**BRIEF**
Find every line of the listing below where "Motoristas" appears, and copy it.

**EXTRACTED INFORMATION**
____________________

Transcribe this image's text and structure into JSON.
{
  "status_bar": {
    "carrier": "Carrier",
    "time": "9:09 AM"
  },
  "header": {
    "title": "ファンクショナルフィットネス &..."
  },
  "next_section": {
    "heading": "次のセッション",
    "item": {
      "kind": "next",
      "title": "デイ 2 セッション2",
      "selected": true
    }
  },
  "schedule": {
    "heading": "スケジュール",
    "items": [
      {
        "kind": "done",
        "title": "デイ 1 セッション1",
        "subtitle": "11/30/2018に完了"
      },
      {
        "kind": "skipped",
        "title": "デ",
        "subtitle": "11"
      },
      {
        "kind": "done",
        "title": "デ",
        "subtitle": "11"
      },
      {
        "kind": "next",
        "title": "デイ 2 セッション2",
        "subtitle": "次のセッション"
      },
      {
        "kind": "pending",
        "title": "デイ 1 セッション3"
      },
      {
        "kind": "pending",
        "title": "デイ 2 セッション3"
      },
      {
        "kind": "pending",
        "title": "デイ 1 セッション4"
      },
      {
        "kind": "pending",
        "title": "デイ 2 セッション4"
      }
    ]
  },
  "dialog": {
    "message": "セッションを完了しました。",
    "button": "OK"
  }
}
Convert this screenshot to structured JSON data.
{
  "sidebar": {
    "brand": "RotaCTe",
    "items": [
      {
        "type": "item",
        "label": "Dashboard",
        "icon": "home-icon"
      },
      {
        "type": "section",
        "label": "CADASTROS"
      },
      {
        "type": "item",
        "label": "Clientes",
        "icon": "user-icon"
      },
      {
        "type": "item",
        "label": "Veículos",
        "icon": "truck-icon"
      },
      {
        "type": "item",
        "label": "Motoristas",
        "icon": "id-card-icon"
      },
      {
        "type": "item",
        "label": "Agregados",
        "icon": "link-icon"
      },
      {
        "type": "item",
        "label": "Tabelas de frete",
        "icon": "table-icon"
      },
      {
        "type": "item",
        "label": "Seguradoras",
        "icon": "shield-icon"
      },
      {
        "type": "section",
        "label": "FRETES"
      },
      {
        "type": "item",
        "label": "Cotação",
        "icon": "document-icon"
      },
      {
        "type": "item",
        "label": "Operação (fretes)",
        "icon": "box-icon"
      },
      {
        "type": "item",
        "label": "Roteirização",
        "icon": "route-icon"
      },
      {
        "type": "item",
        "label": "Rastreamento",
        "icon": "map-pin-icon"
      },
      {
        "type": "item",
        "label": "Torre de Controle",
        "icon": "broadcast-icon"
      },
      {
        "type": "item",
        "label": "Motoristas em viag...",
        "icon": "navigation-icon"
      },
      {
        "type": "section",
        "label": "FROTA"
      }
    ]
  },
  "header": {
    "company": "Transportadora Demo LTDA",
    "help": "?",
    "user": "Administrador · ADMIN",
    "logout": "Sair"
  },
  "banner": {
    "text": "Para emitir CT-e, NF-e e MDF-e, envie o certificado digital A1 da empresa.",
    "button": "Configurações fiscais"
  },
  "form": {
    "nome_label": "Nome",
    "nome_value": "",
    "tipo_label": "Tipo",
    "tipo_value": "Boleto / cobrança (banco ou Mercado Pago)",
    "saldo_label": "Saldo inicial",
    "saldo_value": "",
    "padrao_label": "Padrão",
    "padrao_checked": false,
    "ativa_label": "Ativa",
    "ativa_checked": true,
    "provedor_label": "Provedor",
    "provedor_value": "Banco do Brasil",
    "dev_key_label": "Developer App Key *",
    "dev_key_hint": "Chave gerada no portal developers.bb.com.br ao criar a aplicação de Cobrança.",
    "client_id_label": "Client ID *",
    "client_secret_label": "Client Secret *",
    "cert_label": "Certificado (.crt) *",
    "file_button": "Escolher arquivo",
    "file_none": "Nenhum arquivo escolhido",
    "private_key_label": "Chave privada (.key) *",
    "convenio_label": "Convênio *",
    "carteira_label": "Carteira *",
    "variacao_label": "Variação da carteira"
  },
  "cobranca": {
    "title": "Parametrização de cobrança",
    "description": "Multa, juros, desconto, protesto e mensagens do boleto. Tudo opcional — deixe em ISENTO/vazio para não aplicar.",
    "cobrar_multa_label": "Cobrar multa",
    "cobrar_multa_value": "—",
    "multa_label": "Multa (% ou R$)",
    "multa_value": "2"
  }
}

____________________

**CORRECT RESULT**
        "label": "Motoristas",
        "label": "Motoristas em viag...",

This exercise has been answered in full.